• [TASK TO CARRY OUT]:
Determine how many lines of the records include "BFSI", and answer with the number alone.

• [SUPPLIED RECORDS]:
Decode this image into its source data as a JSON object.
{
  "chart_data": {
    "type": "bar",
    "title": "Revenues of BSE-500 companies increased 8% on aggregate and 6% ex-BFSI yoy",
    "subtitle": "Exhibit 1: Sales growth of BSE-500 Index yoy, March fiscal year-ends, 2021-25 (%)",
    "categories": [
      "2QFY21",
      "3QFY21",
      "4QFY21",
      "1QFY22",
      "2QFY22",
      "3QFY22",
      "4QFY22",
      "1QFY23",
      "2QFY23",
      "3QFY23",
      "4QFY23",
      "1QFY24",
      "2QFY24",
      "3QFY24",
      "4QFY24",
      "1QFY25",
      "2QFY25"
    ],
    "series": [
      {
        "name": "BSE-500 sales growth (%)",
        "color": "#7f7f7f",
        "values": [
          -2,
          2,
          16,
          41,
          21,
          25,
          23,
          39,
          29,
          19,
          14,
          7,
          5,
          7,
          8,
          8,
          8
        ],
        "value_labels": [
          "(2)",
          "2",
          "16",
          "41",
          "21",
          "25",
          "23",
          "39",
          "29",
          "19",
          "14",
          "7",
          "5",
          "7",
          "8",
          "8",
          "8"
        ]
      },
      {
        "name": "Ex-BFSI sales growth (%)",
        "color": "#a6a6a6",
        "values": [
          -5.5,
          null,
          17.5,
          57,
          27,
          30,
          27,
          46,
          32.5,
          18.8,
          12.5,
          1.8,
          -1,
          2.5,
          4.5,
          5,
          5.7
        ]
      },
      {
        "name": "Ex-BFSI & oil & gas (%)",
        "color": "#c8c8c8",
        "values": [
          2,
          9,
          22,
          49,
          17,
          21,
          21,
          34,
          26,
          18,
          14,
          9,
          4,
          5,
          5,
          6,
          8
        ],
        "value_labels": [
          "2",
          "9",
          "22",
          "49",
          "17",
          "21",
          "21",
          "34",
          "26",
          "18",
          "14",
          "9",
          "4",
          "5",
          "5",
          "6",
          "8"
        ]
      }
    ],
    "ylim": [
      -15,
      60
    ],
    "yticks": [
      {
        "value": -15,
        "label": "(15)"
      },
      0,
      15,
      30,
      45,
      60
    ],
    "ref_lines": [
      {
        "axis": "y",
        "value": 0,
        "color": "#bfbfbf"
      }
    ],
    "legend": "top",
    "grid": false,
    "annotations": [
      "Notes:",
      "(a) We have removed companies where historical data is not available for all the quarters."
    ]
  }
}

• [THE OUTPUT]:
3